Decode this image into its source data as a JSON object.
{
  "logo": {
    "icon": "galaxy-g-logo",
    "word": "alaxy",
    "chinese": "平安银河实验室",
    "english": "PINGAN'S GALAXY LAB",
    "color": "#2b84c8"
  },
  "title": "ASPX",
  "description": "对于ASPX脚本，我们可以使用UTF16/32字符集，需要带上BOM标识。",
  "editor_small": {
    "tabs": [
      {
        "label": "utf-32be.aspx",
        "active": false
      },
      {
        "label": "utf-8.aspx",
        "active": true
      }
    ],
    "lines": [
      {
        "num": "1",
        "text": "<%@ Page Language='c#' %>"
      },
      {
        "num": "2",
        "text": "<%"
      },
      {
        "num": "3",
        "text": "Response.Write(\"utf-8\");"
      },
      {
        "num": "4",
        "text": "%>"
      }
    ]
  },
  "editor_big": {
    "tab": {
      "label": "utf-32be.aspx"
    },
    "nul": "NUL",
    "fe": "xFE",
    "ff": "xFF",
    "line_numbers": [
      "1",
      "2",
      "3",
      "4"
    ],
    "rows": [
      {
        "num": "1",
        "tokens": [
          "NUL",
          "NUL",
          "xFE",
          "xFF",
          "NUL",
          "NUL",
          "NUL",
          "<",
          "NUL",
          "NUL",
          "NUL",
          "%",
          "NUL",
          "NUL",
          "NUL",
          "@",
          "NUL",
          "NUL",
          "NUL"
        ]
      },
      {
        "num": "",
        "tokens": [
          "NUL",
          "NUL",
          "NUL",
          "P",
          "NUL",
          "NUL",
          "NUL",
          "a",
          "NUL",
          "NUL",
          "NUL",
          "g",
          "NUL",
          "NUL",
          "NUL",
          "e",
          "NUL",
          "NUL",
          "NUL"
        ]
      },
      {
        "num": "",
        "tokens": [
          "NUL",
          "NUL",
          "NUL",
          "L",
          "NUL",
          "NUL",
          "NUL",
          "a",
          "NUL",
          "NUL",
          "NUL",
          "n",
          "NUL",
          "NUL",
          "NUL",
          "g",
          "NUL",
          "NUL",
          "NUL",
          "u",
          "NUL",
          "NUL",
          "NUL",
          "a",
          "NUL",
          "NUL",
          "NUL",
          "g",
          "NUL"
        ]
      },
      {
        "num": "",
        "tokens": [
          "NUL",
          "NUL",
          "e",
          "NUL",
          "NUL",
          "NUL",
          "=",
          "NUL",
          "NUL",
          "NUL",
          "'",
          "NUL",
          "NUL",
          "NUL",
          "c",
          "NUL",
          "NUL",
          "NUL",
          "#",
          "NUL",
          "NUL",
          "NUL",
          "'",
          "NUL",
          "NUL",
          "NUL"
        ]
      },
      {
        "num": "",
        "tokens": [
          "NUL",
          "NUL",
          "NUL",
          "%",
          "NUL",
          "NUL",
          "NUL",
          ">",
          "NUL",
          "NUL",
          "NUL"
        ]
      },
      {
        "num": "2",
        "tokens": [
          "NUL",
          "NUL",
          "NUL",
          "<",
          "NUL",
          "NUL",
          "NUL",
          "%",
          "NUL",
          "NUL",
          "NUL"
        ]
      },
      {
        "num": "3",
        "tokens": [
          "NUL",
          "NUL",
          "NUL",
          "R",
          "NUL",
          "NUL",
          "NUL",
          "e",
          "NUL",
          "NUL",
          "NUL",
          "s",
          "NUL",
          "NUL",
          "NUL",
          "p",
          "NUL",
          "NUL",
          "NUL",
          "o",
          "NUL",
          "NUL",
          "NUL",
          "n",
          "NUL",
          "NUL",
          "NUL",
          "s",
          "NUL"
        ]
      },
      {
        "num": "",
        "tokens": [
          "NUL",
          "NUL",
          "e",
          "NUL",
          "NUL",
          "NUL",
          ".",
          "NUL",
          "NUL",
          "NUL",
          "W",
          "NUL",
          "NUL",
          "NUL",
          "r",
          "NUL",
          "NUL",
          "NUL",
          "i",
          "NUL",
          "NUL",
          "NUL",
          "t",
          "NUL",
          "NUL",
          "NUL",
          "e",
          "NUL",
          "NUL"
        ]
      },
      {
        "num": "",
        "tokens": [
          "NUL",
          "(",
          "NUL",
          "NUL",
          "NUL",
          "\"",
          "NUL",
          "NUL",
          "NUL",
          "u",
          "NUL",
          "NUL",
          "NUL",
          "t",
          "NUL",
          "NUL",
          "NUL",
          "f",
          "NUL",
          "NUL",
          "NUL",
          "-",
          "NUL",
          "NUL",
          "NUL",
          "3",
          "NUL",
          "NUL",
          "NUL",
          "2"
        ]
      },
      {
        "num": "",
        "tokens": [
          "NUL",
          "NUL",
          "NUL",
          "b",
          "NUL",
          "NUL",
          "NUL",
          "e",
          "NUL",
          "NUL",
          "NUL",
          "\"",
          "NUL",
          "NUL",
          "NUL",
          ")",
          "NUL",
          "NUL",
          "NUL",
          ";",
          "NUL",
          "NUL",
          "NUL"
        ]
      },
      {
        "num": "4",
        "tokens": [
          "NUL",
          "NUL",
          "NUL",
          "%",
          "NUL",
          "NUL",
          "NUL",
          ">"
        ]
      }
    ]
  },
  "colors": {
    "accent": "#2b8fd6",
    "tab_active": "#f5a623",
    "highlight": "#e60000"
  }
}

──────────

Search the entries for "label" and copy out each line that has it.

        "label": "utf-32be.aspx",
        "label": "utf-8.aspx",
      "label": "utf-32be.aspx"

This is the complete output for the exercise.